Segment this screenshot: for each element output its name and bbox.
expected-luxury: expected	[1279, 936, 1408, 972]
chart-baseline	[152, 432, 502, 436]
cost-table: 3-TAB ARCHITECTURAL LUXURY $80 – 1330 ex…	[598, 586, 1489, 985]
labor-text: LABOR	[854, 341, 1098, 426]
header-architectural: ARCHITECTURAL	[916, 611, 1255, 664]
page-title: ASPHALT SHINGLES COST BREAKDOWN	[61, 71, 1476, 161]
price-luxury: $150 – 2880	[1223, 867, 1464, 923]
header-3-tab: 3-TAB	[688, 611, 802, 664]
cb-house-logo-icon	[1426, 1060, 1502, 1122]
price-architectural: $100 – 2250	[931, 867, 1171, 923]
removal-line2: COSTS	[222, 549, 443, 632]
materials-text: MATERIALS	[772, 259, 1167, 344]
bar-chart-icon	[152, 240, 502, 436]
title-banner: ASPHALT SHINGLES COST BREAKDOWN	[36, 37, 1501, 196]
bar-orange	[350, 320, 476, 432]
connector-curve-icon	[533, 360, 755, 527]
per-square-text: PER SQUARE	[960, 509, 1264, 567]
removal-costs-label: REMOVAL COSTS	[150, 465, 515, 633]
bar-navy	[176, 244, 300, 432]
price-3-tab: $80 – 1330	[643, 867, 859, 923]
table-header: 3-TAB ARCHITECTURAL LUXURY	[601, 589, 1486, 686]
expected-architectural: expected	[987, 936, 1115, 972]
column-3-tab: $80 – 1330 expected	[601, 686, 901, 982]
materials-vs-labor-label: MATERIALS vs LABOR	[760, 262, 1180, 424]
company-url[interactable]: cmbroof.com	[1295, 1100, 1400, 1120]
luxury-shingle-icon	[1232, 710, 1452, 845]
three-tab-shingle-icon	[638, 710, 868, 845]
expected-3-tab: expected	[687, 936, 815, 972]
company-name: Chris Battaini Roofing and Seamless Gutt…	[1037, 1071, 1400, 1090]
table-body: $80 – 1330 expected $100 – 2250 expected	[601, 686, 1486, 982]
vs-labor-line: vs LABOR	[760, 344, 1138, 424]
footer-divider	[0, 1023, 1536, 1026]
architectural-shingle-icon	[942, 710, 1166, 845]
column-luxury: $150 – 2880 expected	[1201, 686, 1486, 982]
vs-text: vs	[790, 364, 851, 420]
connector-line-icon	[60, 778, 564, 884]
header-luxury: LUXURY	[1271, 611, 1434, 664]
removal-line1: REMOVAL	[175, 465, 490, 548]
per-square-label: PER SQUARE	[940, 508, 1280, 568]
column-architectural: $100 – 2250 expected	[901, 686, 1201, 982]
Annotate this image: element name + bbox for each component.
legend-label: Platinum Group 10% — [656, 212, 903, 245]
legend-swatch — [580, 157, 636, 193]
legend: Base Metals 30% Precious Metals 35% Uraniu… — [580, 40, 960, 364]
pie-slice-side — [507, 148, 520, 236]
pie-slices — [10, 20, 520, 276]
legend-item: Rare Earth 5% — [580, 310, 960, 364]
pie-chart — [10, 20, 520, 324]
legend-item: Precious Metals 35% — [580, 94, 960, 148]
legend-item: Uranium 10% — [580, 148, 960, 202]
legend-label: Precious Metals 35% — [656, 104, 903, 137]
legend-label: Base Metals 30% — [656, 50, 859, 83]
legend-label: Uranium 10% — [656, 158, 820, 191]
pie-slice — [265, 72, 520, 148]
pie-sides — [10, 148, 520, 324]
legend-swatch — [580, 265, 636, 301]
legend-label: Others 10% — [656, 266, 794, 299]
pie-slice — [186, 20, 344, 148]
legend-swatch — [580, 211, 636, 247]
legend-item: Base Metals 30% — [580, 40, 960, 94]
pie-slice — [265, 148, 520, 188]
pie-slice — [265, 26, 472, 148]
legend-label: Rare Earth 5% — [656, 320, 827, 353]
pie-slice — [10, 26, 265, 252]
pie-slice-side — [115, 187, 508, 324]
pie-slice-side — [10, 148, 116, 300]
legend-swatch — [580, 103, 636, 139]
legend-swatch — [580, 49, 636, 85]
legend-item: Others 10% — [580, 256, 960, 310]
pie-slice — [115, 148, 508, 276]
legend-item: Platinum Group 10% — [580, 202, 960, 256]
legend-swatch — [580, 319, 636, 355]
────────────────────────────────────────
> [Your task]
Render the items as a Markdown table with the columns Row and Line, one numbered row per line and blank lines left out, beginning at the first line of the items and stopping after the line that contains "page-title: ASPHALT SHINGLES".

> [The completed task]
| Row | Line |
|---|---|
| 1 | Segment this screenshot: for each element output its name and bbox. |
| 2 | expected-luxury: expected	[1279, 936, 1408, 972] |
| 3 | chart-baseline	[152, 432, 502, 436] |
| 4 | cost-table: 3-TAB ARCHITECTURAL LUXURY $80 – 1330 ex…	[598, 586, 1489, 985] |
| 5 | labor-text: LABOR	[854, 341, 1098, 426] |
| 6 | header-architectural: ARCHITECTURAL	[916, 611, 1255, 664] |
| 7 | page-title: ASPHALT SHINGLES COST BREAKDOWN	[61, 71, 1476, 161] |